== AIM ==
Tally the lines containing the word "text", and report the tally alone.

____ INPUT MATERIAL

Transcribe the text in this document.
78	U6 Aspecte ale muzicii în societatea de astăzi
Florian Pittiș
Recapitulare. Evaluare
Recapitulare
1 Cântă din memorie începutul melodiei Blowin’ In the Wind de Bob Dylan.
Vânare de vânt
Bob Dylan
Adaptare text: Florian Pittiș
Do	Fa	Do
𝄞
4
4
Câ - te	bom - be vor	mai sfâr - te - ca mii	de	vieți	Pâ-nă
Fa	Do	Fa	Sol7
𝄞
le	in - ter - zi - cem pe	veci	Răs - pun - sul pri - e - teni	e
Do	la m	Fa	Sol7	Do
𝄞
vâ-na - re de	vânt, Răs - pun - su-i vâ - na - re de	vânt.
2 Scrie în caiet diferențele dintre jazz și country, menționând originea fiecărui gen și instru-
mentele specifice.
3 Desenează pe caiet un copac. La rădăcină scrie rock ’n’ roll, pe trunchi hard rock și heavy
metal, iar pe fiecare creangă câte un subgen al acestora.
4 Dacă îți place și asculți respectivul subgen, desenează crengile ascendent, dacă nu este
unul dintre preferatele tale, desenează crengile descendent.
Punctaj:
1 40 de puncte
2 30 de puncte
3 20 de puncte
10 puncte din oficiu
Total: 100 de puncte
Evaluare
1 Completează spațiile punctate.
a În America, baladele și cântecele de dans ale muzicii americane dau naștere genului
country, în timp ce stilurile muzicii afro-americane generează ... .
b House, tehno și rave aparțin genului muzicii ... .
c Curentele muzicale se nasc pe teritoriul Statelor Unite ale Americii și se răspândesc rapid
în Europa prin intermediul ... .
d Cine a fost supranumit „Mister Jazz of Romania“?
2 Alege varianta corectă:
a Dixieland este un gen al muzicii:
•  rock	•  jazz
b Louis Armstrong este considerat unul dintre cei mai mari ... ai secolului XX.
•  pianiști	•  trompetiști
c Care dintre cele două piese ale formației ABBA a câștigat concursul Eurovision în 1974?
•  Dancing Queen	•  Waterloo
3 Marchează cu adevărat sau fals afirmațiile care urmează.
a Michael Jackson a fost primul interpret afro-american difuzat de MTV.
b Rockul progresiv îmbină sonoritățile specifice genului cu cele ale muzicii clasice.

________

== FINAL RESULT ==
2